* **YOUR OBJECTIVE**
Using the entries below, output exactly the line containing "Decode this image" and all lines that follow it to the end.

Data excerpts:
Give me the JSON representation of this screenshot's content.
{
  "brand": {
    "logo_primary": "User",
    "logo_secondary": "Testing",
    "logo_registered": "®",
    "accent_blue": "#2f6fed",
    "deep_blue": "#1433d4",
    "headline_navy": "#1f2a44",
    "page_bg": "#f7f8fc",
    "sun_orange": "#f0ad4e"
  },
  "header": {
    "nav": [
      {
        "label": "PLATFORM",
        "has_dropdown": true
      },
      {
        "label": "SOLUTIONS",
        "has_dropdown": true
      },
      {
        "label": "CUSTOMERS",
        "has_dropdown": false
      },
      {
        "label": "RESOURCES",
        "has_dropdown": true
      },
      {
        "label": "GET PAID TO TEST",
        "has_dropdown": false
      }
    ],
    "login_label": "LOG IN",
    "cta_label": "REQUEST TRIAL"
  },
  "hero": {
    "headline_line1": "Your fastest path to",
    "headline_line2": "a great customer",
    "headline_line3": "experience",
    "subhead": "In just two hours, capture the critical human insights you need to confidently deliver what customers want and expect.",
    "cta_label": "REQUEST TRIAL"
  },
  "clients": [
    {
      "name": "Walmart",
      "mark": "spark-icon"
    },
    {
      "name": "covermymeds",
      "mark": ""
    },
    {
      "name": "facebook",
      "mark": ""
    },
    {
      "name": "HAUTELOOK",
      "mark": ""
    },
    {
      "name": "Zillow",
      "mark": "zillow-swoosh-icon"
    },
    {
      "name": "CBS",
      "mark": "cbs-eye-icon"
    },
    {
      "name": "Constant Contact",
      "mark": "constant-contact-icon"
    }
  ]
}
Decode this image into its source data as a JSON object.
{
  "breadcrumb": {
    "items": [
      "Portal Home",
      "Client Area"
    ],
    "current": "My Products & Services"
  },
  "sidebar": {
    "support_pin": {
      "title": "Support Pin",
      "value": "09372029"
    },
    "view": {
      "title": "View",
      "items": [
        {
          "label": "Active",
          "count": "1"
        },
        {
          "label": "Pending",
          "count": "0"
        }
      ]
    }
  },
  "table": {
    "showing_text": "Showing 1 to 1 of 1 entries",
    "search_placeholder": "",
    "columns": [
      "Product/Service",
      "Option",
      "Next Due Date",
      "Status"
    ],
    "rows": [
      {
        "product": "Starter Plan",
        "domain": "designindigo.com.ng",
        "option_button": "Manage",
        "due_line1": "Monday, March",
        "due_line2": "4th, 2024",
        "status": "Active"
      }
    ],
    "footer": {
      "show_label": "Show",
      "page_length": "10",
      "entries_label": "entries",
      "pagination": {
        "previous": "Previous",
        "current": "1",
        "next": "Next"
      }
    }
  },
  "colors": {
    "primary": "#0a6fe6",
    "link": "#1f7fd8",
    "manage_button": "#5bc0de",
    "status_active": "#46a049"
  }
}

* **COMPLETE ANSWER**
Decode this image into its source data as a JSON object.
{
  "breadcrumb": {
    "items": [
      "Portal Home",
      "Client Area"
    ],
    "current": "My Products & Services"
  },
  "sidebar": {
    "support_pin": {
      "title": "Support Pin",
      "value": "09372029"
    },
    "view": {
      "title": "View",
      "items": [
        {
          "label": "Active",
          "count": "1"
        },
        {
          "label": "Pending",
          "count": "0"
        }
      ]
    }
  },
  "table": {
    "showing_text": "Showing 1 to 1 of 1 entries",
    "search_placeholder": "",
    "columns": [
      "Product/Service",
      "Option",
      "Next Due Date",
      "Status"
    ],
    "rows": [
      {
        "product": "Starter Plan",
        "domain": "designindigo.com.ng",
        "option_button": "Manage",
        "due_line1": "Monday, March",
        "due_line2": "4th, 2024",
        "status": "Active"
      }
    ],
    "footer": {
      "show_label": "Show",
      "page_length": "10",
      "entries_label": "entries",
      "pagination": {
        "previous": "Previous",
        "current": "1",
        "next": "Next"
      }
    }
  },
  "colors": {
    "primary": "#0a6fe6",
    "link": "#1f7fd8",
    "manage_button": "#5bc0de",
    "status_active": "#46a049"
  }
}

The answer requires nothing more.